Below is a set of records; restate each one word for word.

+-------+

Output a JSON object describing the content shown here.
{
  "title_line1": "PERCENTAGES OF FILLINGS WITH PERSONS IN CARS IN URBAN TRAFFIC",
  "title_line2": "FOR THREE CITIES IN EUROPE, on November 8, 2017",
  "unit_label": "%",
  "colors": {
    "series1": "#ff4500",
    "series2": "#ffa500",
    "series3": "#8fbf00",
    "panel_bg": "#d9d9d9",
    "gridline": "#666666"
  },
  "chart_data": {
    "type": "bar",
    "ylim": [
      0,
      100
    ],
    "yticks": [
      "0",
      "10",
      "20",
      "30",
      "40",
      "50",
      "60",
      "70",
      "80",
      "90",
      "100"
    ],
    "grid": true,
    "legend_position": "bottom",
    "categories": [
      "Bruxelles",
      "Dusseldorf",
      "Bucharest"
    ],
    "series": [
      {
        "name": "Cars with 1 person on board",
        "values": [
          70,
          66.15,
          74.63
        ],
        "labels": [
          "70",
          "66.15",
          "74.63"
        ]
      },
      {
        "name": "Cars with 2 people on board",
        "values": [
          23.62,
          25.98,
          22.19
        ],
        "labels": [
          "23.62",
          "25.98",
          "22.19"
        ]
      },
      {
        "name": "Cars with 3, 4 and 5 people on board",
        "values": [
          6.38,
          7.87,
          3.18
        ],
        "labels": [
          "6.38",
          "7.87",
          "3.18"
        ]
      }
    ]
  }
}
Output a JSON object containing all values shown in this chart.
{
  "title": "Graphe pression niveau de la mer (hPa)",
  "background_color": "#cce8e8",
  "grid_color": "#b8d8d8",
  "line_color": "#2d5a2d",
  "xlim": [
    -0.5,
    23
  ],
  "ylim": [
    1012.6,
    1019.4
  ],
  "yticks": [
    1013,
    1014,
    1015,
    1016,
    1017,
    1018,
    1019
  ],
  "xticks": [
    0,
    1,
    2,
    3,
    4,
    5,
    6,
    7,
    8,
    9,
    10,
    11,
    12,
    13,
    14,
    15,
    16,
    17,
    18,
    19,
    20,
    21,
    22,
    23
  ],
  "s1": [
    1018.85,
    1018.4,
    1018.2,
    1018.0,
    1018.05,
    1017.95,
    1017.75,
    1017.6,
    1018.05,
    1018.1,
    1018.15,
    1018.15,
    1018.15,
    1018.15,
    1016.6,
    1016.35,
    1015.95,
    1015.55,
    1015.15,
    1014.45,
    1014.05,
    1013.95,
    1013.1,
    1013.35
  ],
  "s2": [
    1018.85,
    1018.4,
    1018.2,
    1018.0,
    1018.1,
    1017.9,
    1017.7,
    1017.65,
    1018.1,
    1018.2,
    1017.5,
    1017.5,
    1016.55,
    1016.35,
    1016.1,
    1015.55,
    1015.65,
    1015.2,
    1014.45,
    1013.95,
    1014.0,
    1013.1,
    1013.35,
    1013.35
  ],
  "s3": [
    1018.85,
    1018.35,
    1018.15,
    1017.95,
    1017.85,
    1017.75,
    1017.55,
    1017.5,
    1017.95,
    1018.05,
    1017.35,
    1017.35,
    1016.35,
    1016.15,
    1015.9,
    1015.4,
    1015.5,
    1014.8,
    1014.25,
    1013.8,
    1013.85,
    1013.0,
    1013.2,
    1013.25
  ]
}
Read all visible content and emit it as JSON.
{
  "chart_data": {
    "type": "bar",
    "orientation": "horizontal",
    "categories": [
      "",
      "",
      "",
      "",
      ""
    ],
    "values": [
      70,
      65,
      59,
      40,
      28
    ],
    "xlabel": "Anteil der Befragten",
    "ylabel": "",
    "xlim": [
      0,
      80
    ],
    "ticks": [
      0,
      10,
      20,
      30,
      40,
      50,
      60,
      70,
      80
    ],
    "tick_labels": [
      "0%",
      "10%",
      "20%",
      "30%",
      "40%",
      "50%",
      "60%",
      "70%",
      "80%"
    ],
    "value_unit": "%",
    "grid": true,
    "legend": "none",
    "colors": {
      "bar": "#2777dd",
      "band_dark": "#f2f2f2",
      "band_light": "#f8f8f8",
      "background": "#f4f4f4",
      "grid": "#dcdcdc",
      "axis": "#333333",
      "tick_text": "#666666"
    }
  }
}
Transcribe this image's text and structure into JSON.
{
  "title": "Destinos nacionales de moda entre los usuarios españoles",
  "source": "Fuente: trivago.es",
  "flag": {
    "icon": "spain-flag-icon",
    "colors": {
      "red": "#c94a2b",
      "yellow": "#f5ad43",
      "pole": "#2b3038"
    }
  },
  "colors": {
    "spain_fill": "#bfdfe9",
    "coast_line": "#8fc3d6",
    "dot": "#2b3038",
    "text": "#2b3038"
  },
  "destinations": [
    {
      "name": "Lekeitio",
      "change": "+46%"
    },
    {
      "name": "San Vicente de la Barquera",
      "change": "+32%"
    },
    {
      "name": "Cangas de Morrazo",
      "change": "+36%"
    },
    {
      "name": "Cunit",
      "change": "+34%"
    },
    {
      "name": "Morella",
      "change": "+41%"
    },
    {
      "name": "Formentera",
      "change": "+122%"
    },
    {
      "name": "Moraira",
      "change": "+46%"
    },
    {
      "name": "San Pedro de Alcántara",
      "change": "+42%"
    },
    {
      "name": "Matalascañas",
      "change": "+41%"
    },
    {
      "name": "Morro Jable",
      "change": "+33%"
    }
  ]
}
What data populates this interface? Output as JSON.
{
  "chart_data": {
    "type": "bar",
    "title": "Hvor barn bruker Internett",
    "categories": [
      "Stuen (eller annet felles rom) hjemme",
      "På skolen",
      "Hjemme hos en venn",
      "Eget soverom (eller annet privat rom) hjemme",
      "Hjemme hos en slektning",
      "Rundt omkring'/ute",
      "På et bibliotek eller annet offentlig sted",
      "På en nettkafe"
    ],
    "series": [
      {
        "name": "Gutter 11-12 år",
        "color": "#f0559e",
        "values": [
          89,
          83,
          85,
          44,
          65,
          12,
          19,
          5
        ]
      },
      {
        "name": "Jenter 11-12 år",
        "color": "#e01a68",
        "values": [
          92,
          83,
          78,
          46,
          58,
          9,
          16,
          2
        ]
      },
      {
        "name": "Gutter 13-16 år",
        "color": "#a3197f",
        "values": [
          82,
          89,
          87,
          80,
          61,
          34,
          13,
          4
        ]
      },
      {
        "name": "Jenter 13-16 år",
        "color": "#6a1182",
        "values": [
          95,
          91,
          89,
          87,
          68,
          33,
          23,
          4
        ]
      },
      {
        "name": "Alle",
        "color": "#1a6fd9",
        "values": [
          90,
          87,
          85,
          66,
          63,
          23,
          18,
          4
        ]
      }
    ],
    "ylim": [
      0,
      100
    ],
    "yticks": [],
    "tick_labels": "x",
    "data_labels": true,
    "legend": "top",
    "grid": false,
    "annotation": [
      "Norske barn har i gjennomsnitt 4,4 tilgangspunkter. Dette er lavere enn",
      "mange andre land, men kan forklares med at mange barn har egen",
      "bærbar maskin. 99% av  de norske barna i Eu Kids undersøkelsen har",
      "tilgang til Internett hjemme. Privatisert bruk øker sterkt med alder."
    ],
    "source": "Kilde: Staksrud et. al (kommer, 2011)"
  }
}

+-------+

SOLUTION BELOW -
Output a JSON object describing the content shown here.
{
  "title_line1": "PERCENTAGES OF FILLINGS WITH PERSONS IN CARS IN URBAN TRAFFIC",
  "title_line2": "FOR THREE CITIES IN EUROPE, on November 8, 2017",
  "unit_label": "%",
  "colors": {
    "series1": "#ff4500",
    "series2": "#ffa500",
    "series3": "#8fbf00",
    "panel_bg": "#d9d9d9",
    "gridline": "#666666"
  },
  "chart_data": {
    "type": "bar",
    "ylim": [
      0,
      100
    ],
    "yticks": [
      "0",
      "10",
      "20",
      "30",
      "40",
      "50",
      "60",
      "70",
      "80",
      "90",
      "100"
    ],
    "grid": true,
    "legend_position": "bottom",
    "categories": [
      "Bruxelles",
      "Dusseldorf",
      "Bucharest"
    ],
    "series": [
      {
        "name": "Cars with 1 person on board",
        "values": [
          70,
          66.15,
          74.63
        ],
        "labels": [
          "70",
          "66.15",
          "74.63"
        ]
      },
      {
        "name": "Cars with 2 people on board",
        "values": [
          23.62,
          25.98,
          22.19
        ],
        "labels": [
          "23.62",
          "25.98",
          "22.19"
        ]
      },
      {
        "name": "Cars with 3, 4 and 5 people on board",
        "values": [
          6.38,
          7.87,
          3.18
        ],
        "labels": [
          "6.38",
          "7.87",
          "3.18"
        ]
      }
    ]
  }
}
Output a JSON object containing all values shown in this chart.
{
  "title": "Graphe pression niveau de la mer (hPa)",
  "background_color": "#cce8e8",
  "grid_color": "#b8d8d8",
  "line_color": "#2d5a2d",
  "xlim": [
    -0.5,
    23
  ],
  "ylim": [
    1012.6,
    1019.4
  ],
  "yticks": [
    1013,
    1014,
    1015,
    1016,
    1017,
    1018,
    1019
  ],
  "xticks": [
    0,
    1,
    2,
    3,
    4,
    5,
    6,
    7,
    8,
    9,
    10,
    11,
    12,
    13,
    14,
    15,
    16,
    17,
    18,
    19,
    20,
    21,
    22,
    23
  ],
  "s1": [
    1018.85,
    1018.4,
    1018.2,
    1018.0,
    1018.05,
    1017.95,
    1017.75,
    1017.6,
    1018.05,
    1018.1,
    1018.15,
    1018.15,
    1018.15,
    1018.15,
    1016.6,
    1016.35,
    1015.95,
    1015.55,
    1015.15,
    1014.45,
    1014.05,
    1013.95,
    1013.1,
    1013.35
  ],
  "s2": [
    1018.85,
    1018.4,
    1018.2,
    1018.0,
    1018.1,
    1017.9,
    1017.7,
    1017.65,
    1018.1,
    1018.2,
    1017.5,
    1017.5,
    1016.55,
    1016.35,
    1016.1,
    1015.55,
    1015.65,
    1015.2,
    1014.45,
    1013.95,
    1014.0,
    1013.1,
    1013.35,
    1013.35
  ],
  "s3": [
    1018.85,
    1018.35,
    1018.15,
    1017.95,
    1017.85,
    1017.75,
    1017.55,
    1017.5,
    1017.95,
    1018.05,
    1017.35,
    1017.35,
    1016.35,
    1016.15,
    1015.9,
    1015.4,
    1015.5,
    1014.8,
    1014.25,
    1013.8,
    1013.85,
    1013.0,
    1013.2,
    1013.25
  ]
}
Read all visible content and emit it as JSON.
{
  "chart_data": {
    "type": "bar",
    "orientation": "horizontal",
    "categories": [
      "",
      "",
      "",
      "",
      ""
    ],
    "values": [
      70,
      65,
      59,
      40,
      28
    ],
    "xlabel": "Anteil der Befragten",
    "ylabel": "",
    "xlim": [
      0,
      80
    ],
    "ticks": [
      0,
      10,
      20,
      30,
      40,
      50,
      60,
      70,
      80
    ],
    "tick_labels": [
      "0%",
      "10%",
      "20%",
      "30%",
      "40%",
      "50%",
      "60%",
      "70%",
      "80%"
    ],
    "value_unit": "%",
    "grid": true,
    "legend": "none",
    "colors": {
      "bar": "#2777dd",
      "band_dark": "#f2f2f2",
      "band_light": "#f8f8f8",
      "background": "#f4f4f4",
      "grid": "#dcdcdc",
      "axis": "#333333",
      "tick_text": "#666666"
    }
  }
}
Transcribe this image's text and structure into JSON.
{
  "title": "Destinos nacionales de moda entre los usuarios españoles",
  "source": "Fuente: trivago.es",
  "flag": {
    "icon": "spain-flag-icon",
    "colors": {
      "red": "#c94a2b",
      "yellow": "#f5ad43",
      "pole": "#2b3038"
    }
  },
  "colors": {
    "spain_fill": "#bfdfe9",
    "coast_line": "#8fc3d6",
    "dot": "#2b3038",
    "text": "#2b3038"
  },
  "destinations": [
    {
      "name": "Lekeitio",
      "change": "+46%"
    },
    {
      "name": "San Vicente de la Barquera",
      "change": "+32%"
    },
    {
      "name": "Cangas de Morrazo",
      "change": "+36%"
    },
    {
      "name": "Cunit",
      "change": "+34%"
    },
    {
      "name": "Morella",
      "change": "+41%"
    },
    {
      "name": "Formentera",
      "change": "+122%"
    },
    {
      "name": "Moraira",
      "change": "+46%"
    },
    {
      "name": "San Pedro de Alcántara",
      "change": "+42%"
    },
    {
      "name": "Matalascañas",
      "change": "+41%"
    },
    {
      "name": "Morro Jable",
      "change": "+33%"
    }
  ]
}
What data populates this interface? Output as JSON.
{
  "chart_data": {
    "type": "bar",
    "title": "Hvor barn bruker Internett",
    "categories": [
      "Stuen (eller annet felles rom) hjemme",
      "På skolen",
      "Hjemme hos en venn",
      "Eget soverom (eller annet privat rom) hjemme",
      "Hjemme hos en slektning",
      "Rundt omkring'/ute",
      "På et bibliotek eller annet offentlig sted",
      "På en nettkafe"
    ],
    "series": [
      {
        "name": "Gutter 11-12 år",
        "color": "#f0559e",
        "values": [
          89,
          83,
          85,
          44,
          65,
          12,
          19,
          5
        ]
      },
      {
        "name": "Jenter 11-12 år",
        "color": "#e01a68",
        "values": [
          92,
          83,
          78,
          46,
          58,
          9,
          16,
          2
        ]
      },
      {
        "name": "Gutter 13-16 år",
        "color": "#a3197f",
        "values": [
          82,
          89,
          87,
          80,
          61,
          34,
          13,
          4
        ]
      },
      {
        "name": "Jenter 13-16 år",
        "color": "#6a1182",
        "values": [
          95,
          91,
          89,
          87,
          68,
          33,
          23,
          4
        ]
      },
      {
        "name": "Alle",
        "color": "#1a6fd9",
        "values": [
          90,
          87,
          85,
          66,
          63,
          23,
          18,
          4
        ]
      }
    ],
    "ylim": [
      0,
      100
    ],
    "yticks": [],
    "tick_labels": "x",
    "data_labels": true,
    "legend": "top",
    "grid": false,
    "annotation": [
      "Norske barn har i gjennomsnitt 4,4 tilgangspunkter. Dette er lavere enn",
      "mange andre land, men kan forklares med at mange barn har egen",
      "bærbar maskin. 99% av  de norske barna i Eu Kids undersøkelsen har",
      "tilgang til Internett hjemme. Privatisert bruk øker sterkt med alder."
    ],
    "source": "Kilde: Staksrud et. al (kommer, 2011)"
  }
}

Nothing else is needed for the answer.